Only the pictures are left out: repeat the rest of the entries exactly.

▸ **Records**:
§ §

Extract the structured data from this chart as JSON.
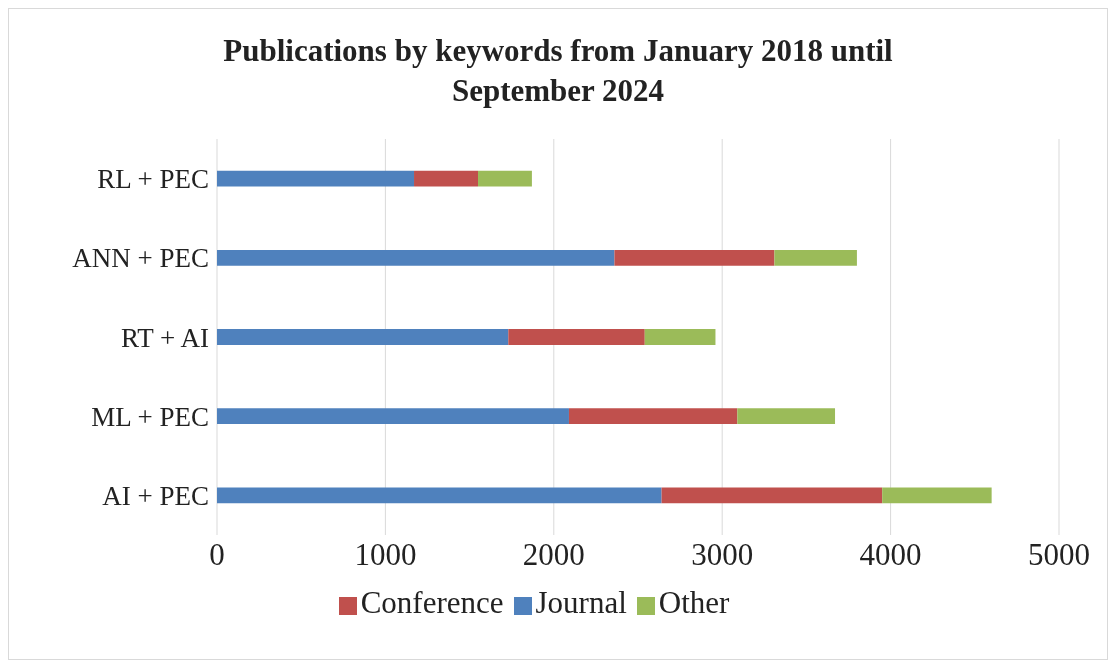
{
  "chart_data": {
    "type": "bar",
    "orientation": "horizontal",
    "stacked": true,
    "title": "Publications by keywords from January 2018 until September 2024",
    "categories": [
      "RL + PEC",
      "ANN + PEC",
      "RT + AI",
      "ML + PEC",
      "AI + PEC"
    ],
    "series": [
      {
        "name": "Journal",
        "color": "#4f81bd",
        "values": [
          1170,
          2360,
          1730,
          2090,
          2640
        ]
      },
      {
        "name": "Conference",
        "color": "#c0504d",
        "values": [
          380,
          950,
          810,
          1000,
          1310
        ]
      },
      {
        "name": "Other",
        "color": "#9bbb59",
        "values": [
          320,
          490,
          420,
          580,
          650
        ]
      }
    ],
    "xlim": [
      0,
      5000
    ],
    "xticks": [
      0,
      1000,
      2000,
      3000,
      4000,
      5000
    ],
    "grid": "x",
    "legend": "bottom"
  }
}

§ §

▸ **Exercise result**:
Extract the structured data from this chart as JSON.
{
  "chart_data": {
    "type": "bar",
    "orientation": "horizontal",
    "stacked": true,
    "title": "Publications by keywords from January 2018 until September 2024",
    "categories": [
      "RL + PEC",
      "ANN + PEC",
      "RT + AI",
      "ML + PEC",
      "AI + PEC"
    ],
    "series": [
      {
        "name": "Journal",
        "color": "#4f81bd",
        "values": [
          1170,
          2360,
          1730,
          2090,
          2640
        ]
      },
      {
        "name": "Conference",
        "color": "#c0504d",
        "values": [
          380,
          950,
          810,
          1000,
          1310
        ]
      },
      {
        "name": "Other",
        "color": "#9bbb59",
        "values": [
          320,
          490,
          420,
          580,
          650
        ]
      }
    ],
    "xlim": [
      0,
      5000
    ],
    "xticks": [
      0,
      1000,
      2000,
      3000,
      4000,
      5000
    ],
    "grid": "x",
    "legend": "bottom"
  }
}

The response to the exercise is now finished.